== BRIEF ==
Every entry below should be repeated exactly; the pictures should not.

※ ※ ※

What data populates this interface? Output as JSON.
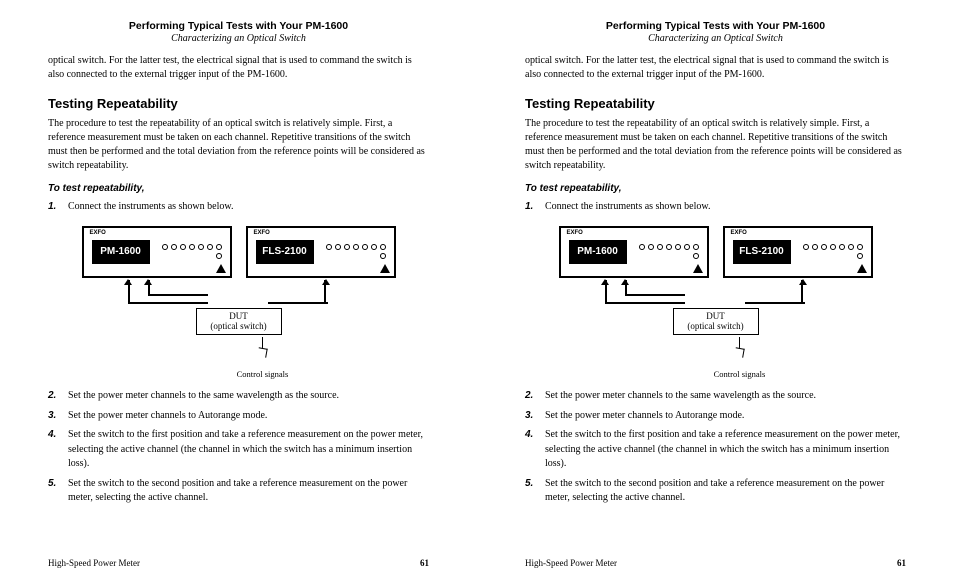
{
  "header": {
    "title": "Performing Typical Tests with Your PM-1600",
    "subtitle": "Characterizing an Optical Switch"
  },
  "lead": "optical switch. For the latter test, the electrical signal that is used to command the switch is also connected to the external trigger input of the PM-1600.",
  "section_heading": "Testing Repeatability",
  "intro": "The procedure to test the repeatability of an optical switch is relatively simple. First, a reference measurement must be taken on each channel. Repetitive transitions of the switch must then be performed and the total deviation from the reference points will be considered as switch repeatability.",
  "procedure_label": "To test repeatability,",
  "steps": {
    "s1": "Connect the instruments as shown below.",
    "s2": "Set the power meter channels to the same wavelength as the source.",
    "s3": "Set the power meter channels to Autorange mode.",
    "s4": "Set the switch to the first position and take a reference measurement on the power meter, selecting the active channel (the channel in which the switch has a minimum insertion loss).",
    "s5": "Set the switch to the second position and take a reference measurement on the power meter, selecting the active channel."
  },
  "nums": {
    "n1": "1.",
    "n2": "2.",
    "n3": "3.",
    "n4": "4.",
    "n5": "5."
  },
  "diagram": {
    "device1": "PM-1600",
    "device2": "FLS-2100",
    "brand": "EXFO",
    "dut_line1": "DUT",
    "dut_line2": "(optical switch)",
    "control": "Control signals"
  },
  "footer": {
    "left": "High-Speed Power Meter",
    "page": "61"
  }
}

※ ※ ※

== FULL ANSWER ==
What data populates this interface? Output as JSON.
{
  "header": {
    "title": "Performing Typical Tests with Your PM-1600",
    "subtitle": "Characterizing an Optical Switch"
  },
  "lead": "optical switch. For the latter test, the electrical signal that is used to command the switch is also connected to the external trigger input of the PM-1600.",
  "section_heading": "Testing Repeatability",
  "intro": "The procedure to test the repeatability of an optical switch is relatively simple. First, a reference measurement must be taken on each channel. Repetitive transitions of the switch must then be performed and the total deviation from the reference points will be considered as switch repeatability.",
  "procedure_label": "To test repeatability,",
  "steps": {
    "s1": "Connect the instruments as shown below.",
    "s2": "Set the power meter channels to the same wavelength as the source.",
    "s3": "Set the power meter channels to Autorange mode.",
    "s4": "Set the switch to the first position and take a reference measurement on the power meter, selecting the active channel (the channel in which the switch has a minimum insertion loss).",
    "s5": "Set the switch to the second position and take a reference measurement on the power meter, selecting the active channel."
  },
  "nums": {
    "n1": "1.",
    "n2": "2.",
    "n3": "3.",
    "n4": "4.",
    "n5": "5."
  },
  "diagram": {
    "device1": "PM-1600",
    "device2": "FLS-2100",
    "brand": "EXFO",
    "dut_line1": "DUT",
    "dut_line2": "(optical switch)",
    "control": "Control signals"
  },
  "footer": {
    "left": "High-Speed Power Meter",
    "page": "61"
  }
}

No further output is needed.